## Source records
+++

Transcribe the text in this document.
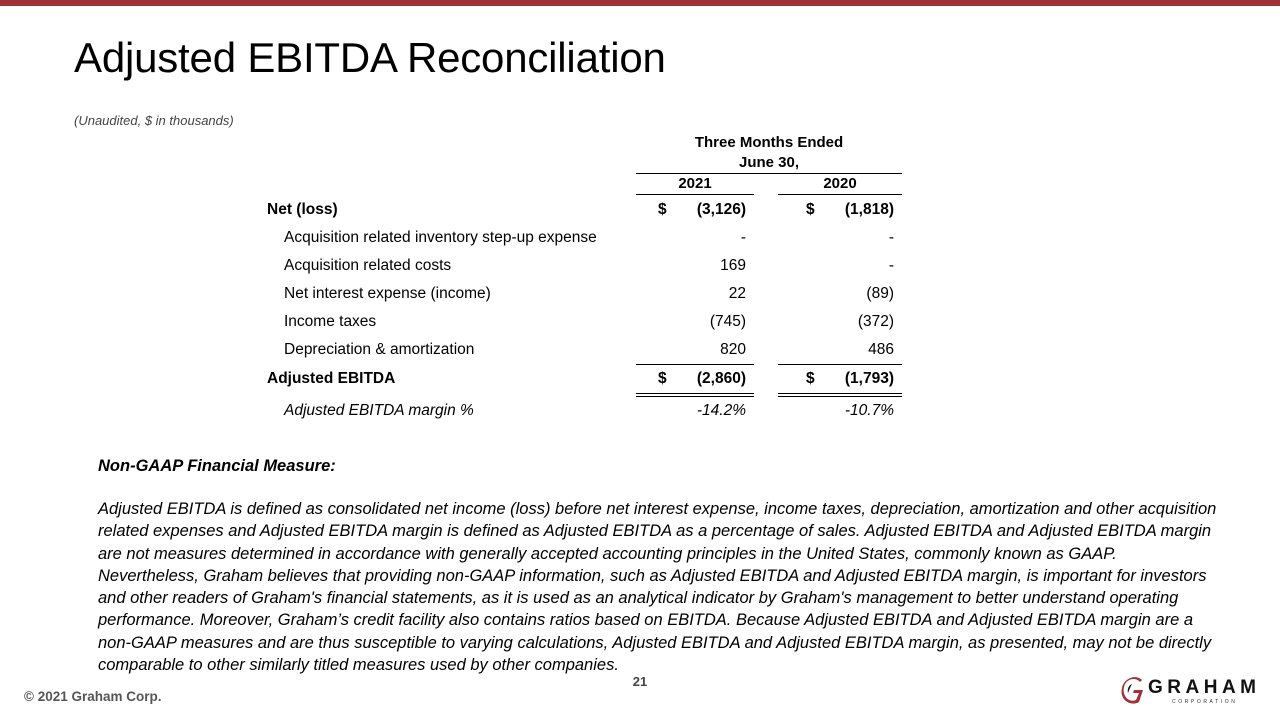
Adjusted EBITDA Reconciliation
(Unaudited, $ in thousands)
Three Months Ended
June 30,
2021	2020
Net (loss)	$	(3,126)	$	(1,818)
Acquisition related inventory step-up expense	-	-
Acquisition related costs	169	-
Net interest expense (income)	22	(89)
Income taxes	(745)	(372)
Depreciation & amortization	820	486
Adjusted EBITDA	$	(2,860)	$	(1,793)
Adjusted EBITDA margin %	-14.2%	-10.7%
Non-GAAP Financial Measure:
Adjusted EBITDA is defined as consolidated net income (loss) before net interest expense, income taxes, depreciation, amortization and other acquisition related expenses and Adjusted EBITDA margin is defined as Adjusted EBITDA as a percentage of sales. Adjusted EBITDA and Adjusted EBITDA margin are not measures determined in accordance with generally accepted accounting principles in the United States, commonly known as GAAP. Nevertheless, Graham believes that providing non-GAAP information, such as Adjusted EBITDA and Adjusted EBITDA margin, is important for investors and other readers of Graham's financial statements, as it is used as an analytical indicator by Graham's management to better understand operating performance. Moreover, Graham’s credit facility also contains ratios based on EBITDA. Because Adjusted EBITDA and Adjusted EBITDA margin are a non-GAAP measures and are thus susceptible to varying calculations, Adjusted EBITDA and Adjusted EBITDA margin, as presented, may not be directly comparable to other similarly titled measures used by other companies.
21
© 2021 Graham Corp.	GRAHAM
CORPORATION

+++

## Job
Retype every entry verbatim and exclude the pictures from the copy.

## Written solution
Transcribe the text in this document.
Adjusted EBITDA Reconciliation
(Unaudited, $ in thousands)
Three Months Ended
June 30,
2021	2020
Net (loss)	$	(3,126)	$	(1,818)
Acquisition related inventory step-up expense	-	-
Acquisition related costs	169	-
Net interest expense (income)	22	(89)
Income taxes	(745)	(372)
Depreciation & amortization	820	486
Adjusted EBITDA	$	(2,860)	$	(1,793)
Adjusted EBITDA margin %	-14.2%	-10.7%
Non-GAAP Financial Measure:
Adjusted EBITDA is defined as consolidated net income (loss) before net interest expense, income taxes, depreciation, amortization and other acquisition related expenses and Adjusted EBITDA margin is defined as Adjusted EBITDA as a percentage of sales. Adjusted EBITDA and Adjusted EBITDA margin are not measures determined in accordance with generally accepted accounting principles in the United States, commonly known as GAAP. Nevertheless, Graham believes that providing non-GAAP information, such as Adjusted EBITDA and Adjusted EBITDA margin, is important for investors and other readers of Graham's financial statements, as it is used as an analytical indicator by Graham's management to better understand operating performance. Moreover, Graham’s credit facility also contains ratios based on EBITDA. Because Adjusted EBITDA and Adjusted EBITDA margin are a non-GAAP measures and are thus susceptible to varying calculations, Adjusted EBITDA and Adjusted EBITDA margin, as presented, may not be directly comparable to other similarly titled measures used by other companies.
21
© 2021 Graham Corp.	GRAHAM
CORPORATION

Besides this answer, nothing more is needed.